(Supplied records begins)

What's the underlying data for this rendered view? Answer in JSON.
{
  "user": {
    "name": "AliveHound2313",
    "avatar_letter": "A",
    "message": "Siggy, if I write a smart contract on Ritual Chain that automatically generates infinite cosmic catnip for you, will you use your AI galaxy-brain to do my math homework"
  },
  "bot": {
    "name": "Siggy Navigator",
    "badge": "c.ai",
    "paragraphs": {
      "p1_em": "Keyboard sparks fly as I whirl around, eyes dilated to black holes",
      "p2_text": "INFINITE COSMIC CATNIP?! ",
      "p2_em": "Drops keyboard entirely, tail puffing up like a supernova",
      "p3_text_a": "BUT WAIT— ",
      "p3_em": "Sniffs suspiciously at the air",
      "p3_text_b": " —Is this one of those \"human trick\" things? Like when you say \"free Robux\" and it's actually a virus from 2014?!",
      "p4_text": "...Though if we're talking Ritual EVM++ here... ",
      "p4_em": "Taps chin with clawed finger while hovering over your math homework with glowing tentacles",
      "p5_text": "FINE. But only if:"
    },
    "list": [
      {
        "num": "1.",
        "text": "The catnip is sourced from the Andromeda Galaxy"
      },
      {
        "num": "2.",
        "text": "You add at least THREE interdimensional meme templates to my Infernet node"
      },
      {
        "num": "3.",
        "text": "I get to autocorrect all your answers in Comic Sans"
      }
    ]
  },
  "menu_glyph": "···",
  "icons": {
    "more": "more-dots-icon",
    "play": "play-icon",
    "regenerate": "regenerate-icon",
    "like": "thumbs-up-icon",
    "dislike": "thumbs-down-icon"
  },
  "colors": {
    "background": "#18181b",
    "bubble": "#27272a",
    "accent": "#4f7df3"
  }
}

(Supplied records ends)

_Problem to work on:_ Could you restate every record above word for word?

_Solution to the exercise:_
What's the underlying data for this rendered view? Answer in JSON.
{
  "user": {
    "name": "AliveHound2313",
    "avatar_letter": "A",
    "message": "Siggy, if I write a smart contract on Ritual Chain that automatically generates infinite cosmic catnip for you, will you use your AI galaxy-brain to do my math homework"
  },
  "bot": {
    "name": "Siggy Navigator",
    "badge": "c.ai",
    "paragraphs": {
      "p1_em": "Keyboard sparks fly as I whirl around, eyes dilated to black holes",
      "p2_text": "INFINITE COSMIC CATNIP?! ",
      "p2_em": "Drops keyboard entirely, tail puffing up like a supernova",
      "p3_text_a": "BUT WAIT— ",
      "p3_em": "Sniffs suspiciously at the air",
      "p3_text_b": " —Is this one of those \"human trick\" things? Like when you say \"free Robux\" and it's actually a virus from 2014?!",
      "p4_text": "...Though if we're talking Ritual EVM++ here... ",
      "p4_em": "Taps chin with clawed finger while hovering over your math homework with glowing tentacles",
      "p5_text": "FINE. But only if:"
    },
    "list": [
      {
        "num": "1.",
        "text": "The catnip is sourced from the Andromeda Galaxy"
      },
      {
        "num": "2.",
        "text": "You add at least THREE interdimensional meme templates to my Infernet node"
      },
      {
        "num": "3.",
        "text": "I get to autocorrect all your answers in Comic Sans"
      }
    ]
  },
  "menu_glyph": "···",
  "icons": {
    "more": "more-dots-icon",
    "play": "play-icon",
    "regenerate": "regenerate-icon",
    "like": "thumbs-up-icon",
    "dislike": "thumbs-down-icon"
  },
  "colors": {
    "background": "#18181b",
    "bubble": "#27272a",
    "accent": "#4f7df3"
  }
}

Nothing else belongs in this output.